→ **Stated exercise**
What is the number of lines that include the word "value"? Provide only that figure.

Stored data
◆ ◆ ◆ ◆ ◆

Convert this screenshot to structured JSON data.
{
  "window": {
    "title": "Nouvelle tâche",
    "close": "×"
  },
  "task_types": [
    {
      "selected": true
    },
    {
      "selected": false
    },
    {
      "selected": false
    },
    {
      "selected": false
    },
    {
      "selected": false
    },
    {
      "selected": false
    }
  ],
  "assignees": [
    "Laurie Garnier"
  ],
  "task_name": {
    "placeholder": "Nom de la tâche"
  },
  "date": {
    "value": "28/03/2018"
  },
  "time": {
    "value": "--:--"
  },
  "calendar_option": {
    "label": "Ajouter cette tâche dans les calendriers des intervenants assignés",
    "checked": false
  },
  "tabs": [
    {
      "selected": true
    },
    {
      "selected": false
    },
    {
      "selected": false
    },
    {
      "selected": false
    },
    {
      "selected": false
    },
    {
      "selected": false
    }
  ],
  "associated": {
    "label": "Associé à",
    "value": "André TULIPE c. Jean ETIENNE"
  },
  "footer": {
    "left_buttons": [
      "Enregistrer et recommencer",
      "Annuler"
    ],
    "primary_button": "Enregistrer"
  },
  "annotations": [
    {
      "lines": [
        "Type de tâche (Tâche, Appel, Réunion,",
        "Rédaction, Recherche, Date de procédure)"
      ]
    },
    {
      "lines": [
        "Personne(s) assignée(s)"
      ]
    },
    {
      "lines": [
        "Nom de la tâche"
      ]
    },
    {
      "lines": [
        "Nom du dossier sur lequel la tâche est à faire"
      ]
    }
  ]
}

◆ ◆ ◆ ◆ ◆

→ **Solution below**
3